## begin

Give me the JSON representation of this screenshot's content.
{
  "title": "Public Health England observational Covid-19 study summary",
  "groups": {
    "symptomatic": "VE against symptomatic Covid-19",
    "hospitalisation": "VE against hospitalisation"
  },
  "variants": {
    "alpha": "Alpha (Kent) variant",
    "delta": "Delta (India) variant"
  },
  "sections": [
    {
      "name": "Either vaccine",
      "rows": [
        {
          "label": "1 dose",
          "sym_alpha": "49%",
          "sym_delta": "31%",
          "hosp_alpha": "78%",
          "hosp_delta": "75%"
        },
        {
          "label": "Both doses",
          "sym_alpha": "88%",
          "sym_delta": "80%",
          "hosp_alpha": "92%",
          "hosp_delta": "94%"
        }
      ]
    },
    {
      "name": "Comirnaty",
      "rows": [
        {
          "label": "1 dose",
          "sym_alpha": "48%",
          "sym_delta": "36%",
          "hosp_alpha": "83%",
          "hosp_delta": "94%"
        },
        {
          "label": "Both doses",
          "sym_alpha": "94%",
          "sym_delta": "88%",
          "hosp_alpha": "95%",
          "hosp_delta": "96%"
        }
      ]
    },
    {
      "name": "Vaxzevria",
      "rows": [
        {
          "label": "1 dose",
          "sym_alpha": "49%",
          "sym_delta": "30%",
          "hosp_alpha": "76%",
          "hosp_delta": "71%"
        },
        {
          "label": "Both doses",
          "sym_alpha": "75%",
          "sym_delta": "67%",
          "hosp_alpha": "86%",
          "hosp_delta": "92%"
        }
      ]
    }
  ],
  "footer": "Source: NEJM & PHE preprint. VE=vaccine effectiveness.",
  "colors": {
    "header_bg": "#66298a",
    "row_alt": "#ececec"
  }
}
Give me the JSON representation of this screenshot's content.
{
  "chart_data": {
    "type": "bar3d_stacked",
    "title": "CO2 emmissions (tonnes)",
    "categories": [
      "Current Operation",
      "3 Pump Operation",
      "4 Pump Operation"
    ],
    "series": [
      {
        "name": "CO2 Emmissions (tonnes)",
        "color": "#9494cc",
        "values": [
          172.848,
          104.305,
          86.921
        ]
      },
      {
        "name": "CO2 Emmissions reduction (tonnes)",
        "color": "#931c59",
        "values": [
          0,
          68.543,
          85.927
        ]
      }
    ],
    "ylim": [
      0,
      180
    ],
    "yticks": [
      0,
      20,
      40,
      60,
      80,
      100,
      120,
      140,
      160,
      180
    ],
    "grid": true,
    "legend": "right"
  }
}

## end

§ EXERCISE INSTRUCTIONS: Pick out each line containing the string "against" and copy it.

§ ANSWER TO THIS EXERCISE:
    "symptomatic": "VE against symptomatic Covid-19",
    "hospitalisation": "VE against hospitalisation"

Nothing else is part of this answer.